= TASK TO COMPLETE =
Transcribe the records in full, keeping every character as it is.

= = =

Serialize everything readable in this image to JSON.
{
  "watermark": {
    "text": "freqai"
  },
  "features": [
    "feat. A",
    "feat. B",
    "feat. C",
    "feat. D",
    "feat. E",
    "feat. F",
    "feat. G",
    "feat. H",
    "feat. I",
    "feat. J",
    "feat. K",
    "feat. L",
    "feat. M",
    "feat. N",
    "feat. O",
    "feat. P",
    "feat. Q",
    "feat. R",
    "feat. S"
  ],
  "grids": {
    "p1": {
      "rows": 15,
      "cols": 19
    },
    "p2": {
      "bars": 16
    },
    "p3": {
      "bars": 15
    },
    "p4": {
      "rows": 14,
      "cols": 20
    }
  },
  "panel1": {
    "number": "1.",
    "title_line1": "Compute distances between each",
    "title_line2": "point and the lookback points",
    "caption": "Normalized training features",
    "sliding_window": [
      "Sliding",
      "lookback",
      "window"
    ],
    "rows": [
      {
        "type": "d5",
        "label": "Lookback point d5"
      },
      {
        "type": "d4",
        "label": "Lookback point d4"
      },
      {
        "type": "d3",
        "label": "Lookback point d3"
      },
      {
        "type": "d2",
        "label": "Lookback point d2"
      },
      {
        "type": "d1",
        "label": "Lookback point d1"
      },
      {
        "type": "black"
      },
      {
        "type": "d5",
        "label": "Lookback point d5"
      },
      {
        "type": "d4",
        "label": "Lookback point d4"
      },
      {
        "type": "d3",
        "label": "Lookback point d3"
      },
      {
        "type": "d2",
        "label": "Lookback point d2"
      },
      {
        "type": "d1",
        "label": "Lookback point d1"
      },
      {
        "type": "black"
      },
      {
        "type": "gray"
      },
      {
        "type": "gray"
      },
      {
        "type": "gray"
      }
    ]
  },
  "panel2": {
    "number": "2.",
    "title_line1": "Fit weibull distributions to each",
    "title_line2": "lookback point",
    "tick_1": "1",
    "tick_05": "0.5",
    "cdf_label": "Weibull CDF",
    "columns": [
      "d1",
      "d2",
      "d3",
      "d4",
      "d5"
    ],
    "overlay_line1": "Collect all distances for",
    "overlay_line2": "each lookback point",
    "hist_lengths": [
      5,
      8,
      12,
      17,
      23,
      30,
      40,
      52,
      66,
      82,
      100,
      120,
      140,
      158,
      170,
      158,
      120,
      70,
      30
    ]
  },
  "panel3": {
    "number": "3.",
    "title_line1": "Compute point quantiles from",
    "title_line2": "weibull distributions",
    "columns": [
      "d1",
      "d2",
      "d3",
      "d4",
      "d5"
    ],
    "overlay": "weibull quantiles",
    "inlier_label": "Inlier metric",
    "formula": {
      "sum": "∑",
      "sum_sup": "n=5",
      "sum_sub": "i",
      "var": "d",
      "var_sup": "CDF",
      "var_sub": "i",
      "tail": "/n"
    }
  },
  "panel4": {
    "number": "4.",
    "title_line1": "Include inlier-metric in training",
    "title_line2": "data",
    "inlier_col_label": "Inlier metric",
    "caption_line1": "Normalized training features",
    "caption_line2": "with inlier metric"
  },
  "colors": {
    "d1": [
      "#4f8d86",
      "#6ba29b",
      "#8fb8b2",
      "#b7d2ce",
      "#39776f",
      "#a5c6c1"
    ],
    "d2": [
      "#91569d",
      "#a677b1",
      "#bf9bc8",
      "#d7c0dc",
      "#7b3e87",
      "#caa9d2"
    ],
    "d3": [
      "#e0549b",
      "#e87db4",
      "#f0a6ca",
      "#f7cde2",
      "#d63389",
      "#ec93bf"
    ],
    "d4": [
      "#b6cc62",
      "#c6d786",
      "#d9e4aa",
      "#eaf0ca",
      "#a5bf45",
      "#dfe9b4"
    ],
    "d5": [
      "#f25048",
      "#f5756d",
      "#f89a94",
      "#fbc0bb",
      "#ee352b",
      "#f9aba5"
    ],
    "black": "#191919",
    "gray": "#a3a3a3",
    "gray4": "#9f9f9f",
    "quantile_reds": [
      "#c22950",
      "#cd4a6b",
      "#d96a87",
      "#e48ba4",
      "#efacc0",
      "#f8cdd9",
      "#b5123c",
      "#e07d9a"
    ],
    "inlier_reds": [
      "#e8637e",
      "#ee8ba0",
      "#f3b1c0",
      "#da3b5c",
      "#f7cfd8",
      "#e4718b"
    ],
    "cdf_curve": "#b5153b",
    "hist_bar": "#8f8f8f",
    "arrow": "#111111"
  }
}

= = =

= WRITTEN ANSWER =
Serialize everything readable in this image to JSON.
{
  "watermark": {
    "text": "freqai"
  },
  "features": [
    "feat. A",
    "feat. B",
    "feat. C",
    "feat. D",
    "feat. E",
    "feat. F",
    "feat. G",
    "feat. H",
    "feat. I",
    "feat. J",
    "feat. K",
    "feat. L",
    "feat. M",
    "feat. N",
    "feat. O",
    "feat. P",
    "feat. Q",
    "feat. R",
    "feat. S"
  ],
  "grids": {
    "p1": {
      "rows": 15,
      "cols": 19
    },
    "p2": {
      "bars": 16
    },
    "p3": {
      "bars": 15
    },
    "p4": {
      "rows": 14,
      "cols": 20
    }
  },
  "panel1": {
    "number": "1.",
    "title_line1": "Compute distances between each",
    "title_line2": "point and the lookback points",
    "caption": "Normalized training features",
    "sliding_window": [
      "Sliding",
      "lookback",
      "window"
    ],
    "rows": [
      {
        "type": "d5",
        "label": "Lookback point d5"
      },
      {
        "type": "d4",
        "label": "Lookback point d4"
      },
      {
        "type": "d3",
        "label": "Lookback point d3"
      },
      {
        "type": "d2",
        "label": "Lookback point d2"
      },
      {
        "type": "d1",
        "label": "Lookback point d1"
      },
      {
        "type": "black"
      },
      {
        "type": "d5",
        "label": "Lookback point d5"
      },
      {
        "type": "d4",
        "label": "Lookback point d4"
      },
      {
        "type": "d3",
        "label": "Lookback point d3"
      },
      {
        "type": "d2",
        "label": "Lookback point d2"
      },
      {
        "type": "d1",
        "label": "Lookback point d1"
      },
      {
        "type": "black"
      },
      {
        "type": "gray"
      },
      {
        "type": "gray"
      },
      {
        "type": "gray"
      }
    ]
  },
  "panel2": {
    "number": "2.",
    "title_line1": "Fit weibull distributions to each",
    "title_line2": "lookback point",
    "tick_1": "1",
    "tick_05": "0.5",
    "cdf_label": "Weibull CDF",
    "columns": [
      "d1",
      "d2",
      "d3",
      "d4",
      "d5"
    ],
    "overlay_line1": "Collect all distances for",
    "overlay_line2": "each lookback point",
    "hist_lengths": [
      5,
      8,
      12,
      17,
      23,
      30,
      40,
      52,
      66,
      82,
      100,
      120,
      140,
      158,
      170,
      158,
      120,
      70,
      30
    ]
  },
  "panel3": {
    "number": "3.",
    "title_line1": "Compute point quantiles from",
    "title_line2": "weibull distributions",
    "columns": [
      "d1",
      "d2",
      "d3",
      "d4",
      "d5"
    ],
    "overlay": "weibull quantiles",
    "inlier_label": "Inlier metric",
    "formula": {
      "sum": "∑",
      "sum_sup": "n=5",
      "sum_sub": "i",
      "var": "d",
      "var_sup": "CDF",
      "var_sub": "i",
      "tail": "/n"
    }
  },
  "panel4": {
    "number": "4.",
    "title_line1": "Include inlier-metric in training",
    "title_line2": "data",
    "inlier_col_label": "Inlier metric",
    "caption_line1": "Normalized training features",
    "caption_line2": "with inlier metric"
  },
  "colors": {
    "d1": [
      "#4f8d86",
      "#6ba29b",
      "#8fb8b2",
      "#b7d2ce",
      "#39776f",
      "#a5c6c1"
    ],
    "d2": [
      "#91569d",
      "#a677b1",
      "#bf9bc8",
      "#d7c0dc",
      "#7b3e87",
      "#caa9d2"
    ],
    "d3": [
      "#e0549b",
      "#e87db4",
      "#f0a6ca",
      "#f7cde2",
      "#d63389",
      "#ec93bf"
    ],
    "d4": [
      "#b6cc62",
      "#c6d786",
      "#d9e4aa",
      "#eaf0ca",
      "#a5bf45",
      "#dfe9b4"
    ],
    "d5": [
      "#f25048",
      "#f5756d",
      "#f89a94",
      "#fbc0bb",
      "#ee352b",
      "#f9aba5"
    ],
    "black": "#191919",
    "gray": "#a3a3a3",
    "gray4": "#9f9f9f",
    "quantile_reds": [
      "#c22950",
      "#cd4a6b",
      "#d96a87",
      "#e48ba4",
      "#efacc0",
      "#f8cdd9",
      "#b5123c",
      "#e07d9a"
    ],
    "inlier_reds": [
      "#e8637e",
      "#ee8ba0",
      "#f3b1c0",
      "#da3b5c",
      "#f7cfd8",
      "#e4718b"
    ],
    "cdf_curve": "#b5153b",
    "hist_bar": "#8f8f8f",
    "arrow": "#111111"
  }
}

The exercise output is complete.